Given exercise |
Copy out the listing that follows exactly, dropping every picture.

Entries shown |
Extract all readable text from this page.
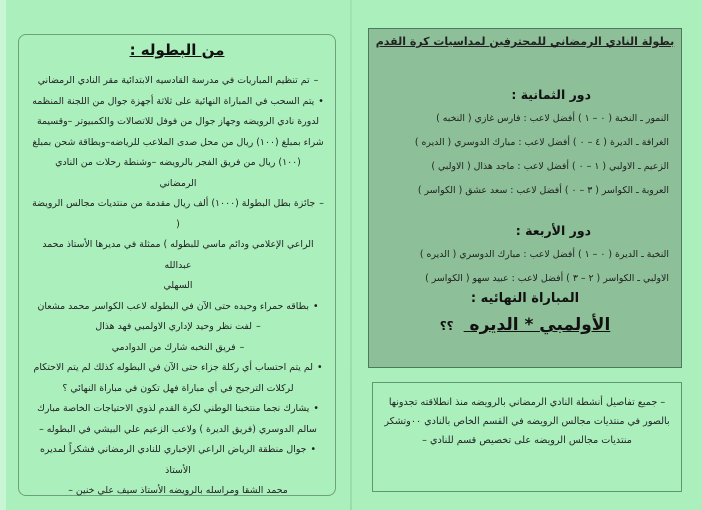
من البطوله :
–تم تنظيم المباريات في مدرسة القادسيه الابتدائية مقر النادي الرمضاني
•يتم السحب في المباراة النهائية على ثلاثة أجهزة جوال من اللجنة المنظمه
لدورة نادي الرويضه وجهاز جوال من فوفل للاتصالات والكمبيوتر –وقسيمة
شراء بمبلغ (١٠٠) ريال من محل صدى الملاعب للرياضه–وبطاقة شحن بمبلغ
(١٠٠) ريال من فريق الفجر بالرويضه –وشنطة رحلات من النادي
الرمضاني
–جائزة بطل البطولة (١٠٠٠) ألف ريال مقدمة من منتديات مجالس الرويضة (
الراعي الإعلامي ودائم ماسي للبطوله ) ممثلة في مديرها الأستاذ محمد عبدالله
السهلي
•بطاقه حمراء وحيده حتى الآن في البطوله لاعب الكواسر محمد مشعان
–لفت نظر وحيد لإداري الاولمبي فهد هذال
–فريق النخبه شارك من الدوادمي
•لم يتم احتساب أي ركلة جزاء حتى الآن في البطوله كذلك لم يتم الاحتكام
لركلات الترجيح في أي مباراة فهل تكون في مباراة النهائي ؟
•يشارك نجما منتخبنا الوطني لكرة القدم لذوي الاحتياجات الخاصة مبارك
سالم الدوسري (فريق الديرة ) ولاعب الزعيم علي البيشي في البطوله –
•جوال منطقة الرياض الراعي الإخباري للنادي الرمضاني فشكراً لمديره الأستاذ
محمد الشقا ومراسله بالرويضه الأستاذ سيف علي خنين –
بطولة النادي الرمضاني للمحترفين لمداسيات كرة القدم
دور الثمانية :
النمور ـ النخبة ( ٠ – ١ ) أفضل لاعب : فارس غازي ( النخبه )
الغرافة ـ الديرة ( ٤ – ٠ ) أفضل لاعب : مبارك الدوسري ( الديره )
الزعيم ـ الاولبي ( ١ – ٠ ) أفضل لاعب : ماجد هذال ( الاولبي )
العروبة ـ الكواسر ( ٣ – ٠ ) أفضل لاعب : سعد عشق ( الكواسر )
دور الأربعة :
النخبة ـ الديرة ( ٠ – ١ ) أفضل لاعب : مبارك الدوسري ( الديره )
الاولبي ـ الكواسر ( ٢ – ٣ ) أفضل لاعب : عبيد سهو ( الكواسر )
المباراة النهائيه :
الأولمبي * الديره ؟؟
– جميع تفاصيل أنشطة النادي الرمضاني بالرويضه منذ انطلاقته تجدونها
بالصور في منتديات مجالس الرويضه في القسم الخاص بالنادي ٠٠وتشكر
منتديات مجالس الرويضه على تخصيص قسم للنادي –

Response to the exercise |
Extract all readable text from this page.
من البطوله :
–تم تنظيم المباريات في مدرسة القادسيه الابتدائية مقر النادي الرمضاني
•يتم السحب في المباراة النهائية على ثلاثة أجهزة جوال من اللجنة المنظمه
لدورة نادي الرويضه وجهاز جوال من فوفل للاتصالات والكمبيوتر –وقسيمة
شراء بمبلغ (١٠٠) ريال من محل صدى الملاعب للرياضه–وبطاقة شحن بمبلغ
(١٠٠) ريال من فريق الفجر بالرويضه –وشنطة رحلات من النادي
الرمضاني
–جائزة بطل البطولة (١٠٠٠) ألف ريال مقدمة من منتديات مجالس الرويضة (
الراعي الإعلامي ودائم ماسي للبطوله ) ممثلة في مديرها الأستاذ محمد عبدالله
السهلي
•بطاقه حمراء وحيده حتى الآن في البطوله لاعب الكواسر محمد مشعان
–لفت نظر وحيد لإداري الاولمبي فهد هذال
–فريق النخبه شارك من الدوادمي
•لم يتم احتساب أي ركلة جزاء حتى الآن في البطوله كذلك لم يتم الاحتكام
لركلات الترجيح في أي مباراة فهل تكون في مباراة النهائي ؟
•يشارك نجما منتخبنا الوطني لكرة القدم لذوي الاحتياجات الخاصة مبارك
سالم الدوسري (فريق الديرة ) ولاعب الزعيم علي البيشي في البطوله –
•جوال منطقة الرياض الراعي الإخباري للنادي الرمضاني فشكراً لمديره الأستاذ
محمد الشقا ومراسله بالرويضه الأستاذ سيف علي خنين –
بطولة النادي الرمضاني للمحترفين لمداسيات كرة القدم
دور الثمانية :
النمور ـ النخبة ( ٠ – ١ ) أفضل لاعب : فارس غازي ( النخبه )
الغرافة ـ الديرة ( ٤ – ٠ ) أفضل لاعب : مبارك الدوسري ( الديره )
الزعيم ـ الاولبي ( ١ – ٠ ) أفضل لاعب : ماجد هذال ( الاولبي )
العروبة ـ الكواسر ( ٣ – ٠ ) أفضل لاعب : سعد عشق ( الكواسر )
دور الأربعة :
النخبة ـ الديرة ( ٠ – ١ ) أفضل لاعب : مبارك الدوسري ( الديره )
الاولبي ـ الكواسر ( ٢ – ٣ ) أفضل لاعب : عبيد سهو ( الكواسر )
المباراة النهائيه :
الأولمبي * الديره ؟؟
– جميع تفاصيل أنشطة النادي الرمضاني بالرويضه منذ انطلاقته تجدونها
بالصور في منتديات مجالس الرويضه في القسم الخاص بالنادي ٠٠وتشكر
منتديات مجالس الرويضه على تخصيص قسم للنادي –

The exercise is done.